◆ YOUR OBJECTIVE ◆
Keep the wording of each record exactly the same when you repeat it, and leave out pictures.

start RECORDS SUPPLIED

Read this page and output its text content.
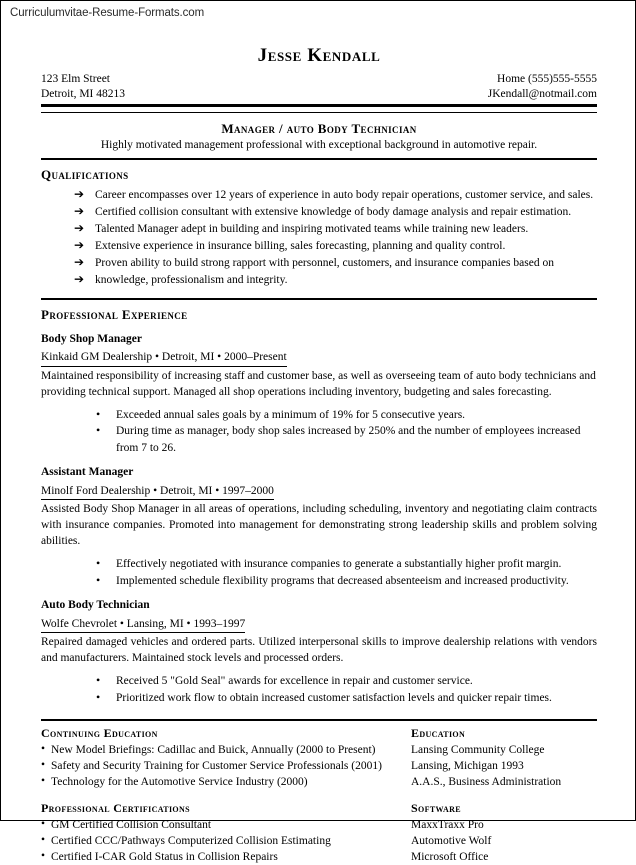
Curriculumvitae-Resume-Formats.com
Jesse Kendall
123 Elm Street
Detroit, MI 48213
Home (555)555-5555
JKendall@notmail.com
Manager / auto Body Technician
Highly motivated management professional with exceptional background in automotive repair.
Qualifications
➔ Career encompasses over 12 years of experience in auto body repair operations, customer service, and sales.
➔ Certified collision consultant with extensive knowledge of body damage analysis and repair estimation.
➔ Talented Manager adept in building and inspiring motivated teams while training new leaders.
➔ Extensive experience in insurance billing, sales forecasting, planning and quality control.
➔ Proven ability to build strong rapport with personnel, customers, and insurance companies based on
➔ knowledge, professionalism and integrity.
Professional Experience
Body Shop Manager
Kinkaid GM Dealership • Detroit, MI • 2000–Present

Maintained responsibility of increasing staff and customer base, as well as overseeing team of auto body technicians and providing technical support. Managed all shop operations including inventory, budgeting and sales forecasting.

• Exceeded annual sales goals by a minimum of 19% for 5 consecutive years.
• During time as manager, body shop sales increased by 250% and the number of employees increased from 7 to 26.
Assistant Manager
Minolf Ford Dealership • Detroit, MI • 1997–2000

Assisted Body Shop Manager in all areas of operations, including scheduling, inventory and negotiating claim contracts with insurance companies. Promoted into management for demonstrating strong leadership skills and problem solving abilities.

• Effectively negotiated with insurance companies to generate a substantially higher profit margin.
• Implemented schedule flexibility programs that decreased absenteeism and increased productivity.
Auto Body Technician
Wolfe Chevrolet • Lansing, MI • 1993–1997

Repaired damaged vehicles and ordered parts. Utilized interpersonal skills to improve dealership relations with vendors and manufacturers. Maintained stock levels and processed orders.

• Received 5 "Gold Seal" awards for excellence in repair and customer service.
• Prioritized work flow to obtain increased customer satisfaction levels and quicker repair times.
Continuing Education
• New Model Briefings: Cadillac and Buick, Annually (2000 to Present)
• Safety and Security Training for Customer Service Professionals (2001)
• Technology for the Automotive Service Industry (2000)
Professional Certifications
• GM Certified Collision Consultant
• Certified CCC/Pathways Computerized Collision Estimating
• Certified I-CAR Gold Status in Collision Repairs
Education
Lansing Community College
Lansing, Michigan 1993
A.A.S., Business Administration
Software
MaxxTraxx Pro
Automotive Wolf
Microsoft Office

end RECORDS SUPPLIED

◆ SOLUTION FOR THIS EXERCISE ◆
Read this page and output its text content.
Curriculumvitae-Resume-Formats.com
Jesse Kendall
123 Elm Street
Detroit, MI 48213
Home (555)555-5555
JKendall@notmail.com
Manager / auto Body Technician
Highly motivated management professional with exceptional background in automotive repair.
Qualifications
➔ Career encompasses over 12 years of experience in auto body repair operations, customer service, and sales.
➔ Certified collision consultant with extensive knowledge of body damage analysis and repair estimation.
➔ Talented Manager adept in building and inspiring motivated teams while training new leaders.
➔ Extensive experience in insurance billing, sales forecasting, planning and quality control.
➔ Proven ability to build strong rapport with personnel, customers, and insurance companies based on
➔ knowledge, professionalism and integrity.
Professional Experience
Body Shop Manager
Kinkaid GM Dealership • Detroit, MI • 2000–Present

Maintained responsibility of increasing staff and customer base, as well as overseeing team of auto body technicians and providing technical support. Managed all shop operations including inventory, budgeting and sales forecasting.

• Exceeded annual sales goals by a minimum of 19% for 5 consecutive years.
• During time as manager, body shop sales increased by 250% and the number of employees increased from 7 to 26.
Assistant Manager
Minolf Ford Dealership • Detroit, MI • 1997–2000

Assisted Body Shop Manager in all areas of operations, including scheduling, inventory and negotiating claim contracts with insurance companies. Promoted into management for demonstrating strong leadership skills and problem solving abilities.

• Effectively negotiated with insurance companies to generate a substantially higher profit margin.
• Implemented schedule flexibility programs that decreased absenteeism and increased productivity.
Auto Body Technician
Wolfe Chevrolet • Lansing, MI • 1993–1997

Repaired damaged vehicles and ordered parts. Utilized interpersonal skills to improve dealership relations with vendors and manufacturers. Maintained stock levels and processed orders.

• Received 5 "Gold Seal" awards for excellence in repair and customer service.
• Prioritized work flow to obtain increased customer satisfaction levels and quicker repair times.
Continuing Education
• New Model Briefings: Cadillac and Buick, Annually (2000 to Present)
• Safety and Security Training for Customer Service Professionals (2001)
• Technology for the Automotive Service Industry (2000)
Professional Certifications
• GM Certified Collision Consultant
• Certified CCC/Pathways Computerized Collision Estimating
• Certified I-CAR Gold Status in Collision Repairs
Education
Lansing Community College
Lansing, Michigan 1993
A.A.S., Business Administration
Software
MaxxTraxx Pro
Automotive Wolf
Microsoft Office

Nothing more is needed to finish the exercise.